Goal -> Can you quote exactly the stretch of lines from the one with "What text is on this page?" through the final line of the material, both ends included?

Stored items
....
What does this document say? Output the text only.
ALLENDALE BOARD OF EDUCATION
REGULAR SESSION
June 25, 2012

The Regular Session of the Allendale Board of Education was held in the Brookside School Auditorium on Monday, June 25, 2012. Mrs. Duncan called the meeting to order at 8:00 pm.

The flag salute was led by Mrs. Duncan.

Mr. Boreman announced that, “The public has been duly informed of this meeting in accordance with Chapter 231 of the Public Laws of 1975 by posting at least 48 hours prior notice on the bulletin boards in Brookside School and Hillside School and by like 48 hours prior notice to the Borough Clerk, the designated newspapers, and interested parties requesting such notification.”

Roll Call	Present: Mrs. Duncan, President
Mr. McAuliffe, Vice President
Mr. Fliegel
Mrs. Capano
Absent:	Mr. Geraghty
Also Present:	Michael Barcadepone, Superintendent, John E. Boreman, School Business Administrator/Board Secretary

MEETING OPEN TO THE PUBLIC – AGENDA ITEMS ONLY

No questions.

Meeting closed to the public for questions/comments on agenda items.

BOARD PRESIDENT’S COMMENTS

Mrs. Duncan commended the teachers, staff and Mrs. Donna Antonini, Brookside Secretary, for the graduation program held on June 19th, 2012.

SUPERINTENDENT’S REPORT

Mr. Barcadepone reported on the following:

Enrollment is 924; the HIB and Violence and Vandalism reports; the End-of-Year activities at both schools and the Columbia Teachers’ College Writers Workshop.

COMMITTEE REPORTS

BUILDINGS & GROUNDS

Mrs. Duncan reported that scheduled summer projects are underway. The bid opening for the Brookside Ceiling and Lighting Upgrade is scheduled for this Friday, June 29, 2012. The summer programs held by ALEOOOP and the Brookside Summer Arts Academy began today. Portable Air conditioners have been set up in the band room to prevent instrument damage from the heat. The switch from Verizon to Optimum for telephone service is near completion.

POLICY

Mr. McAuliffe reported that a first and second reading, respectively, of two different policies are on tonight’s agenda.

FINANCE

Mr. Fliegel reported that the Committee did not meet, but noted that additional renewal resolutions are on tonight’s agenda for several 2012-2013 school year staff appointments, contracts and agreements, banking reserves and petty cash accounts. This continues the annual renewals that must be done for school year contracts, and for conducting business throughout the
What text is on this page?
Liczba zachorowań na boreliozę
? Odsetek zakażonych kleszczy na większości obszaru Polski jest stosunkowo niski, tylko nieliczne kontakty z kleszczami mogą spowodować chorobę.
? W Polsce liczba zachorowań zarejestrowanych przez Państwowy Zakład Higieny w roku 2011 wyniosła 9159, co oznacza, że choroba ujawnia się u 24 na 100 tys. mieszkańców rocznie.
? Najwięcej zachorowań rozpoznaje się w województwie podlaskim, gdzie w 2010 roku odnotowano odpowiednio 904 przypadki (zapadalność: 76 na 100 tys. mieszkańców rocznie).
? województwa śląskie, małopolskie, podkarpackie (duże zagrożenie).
....
Task answer ->
What text is on this page?
Liczba zachorowań na boreliozę
? Odsetek zakażonych kleszczy na większości obszaru Polski jest stosunkowo niski, tylko nieliczne kontakty z kleszczami mogą spowodować chorobę.
? W Polsce liczba zachorowań zarejestrowanych przez Państwowy Zakład Higieny w roku 2011 wyniosła 9159, co oznacza, że choroba ujawnia się u 24 na 100 tys. mieszkańców rocznie.
? Najwięcej zachorowań rozpoznaje się w województwie podlaskim, gdzie w 2010 roku odnotowano odpowiednio 904 przypadki (zapadalność: 76 na 100 tys. mieszkańców rocznie).
? województwa śląskie, małopolskie, podkarpackie (duże zagrożenie).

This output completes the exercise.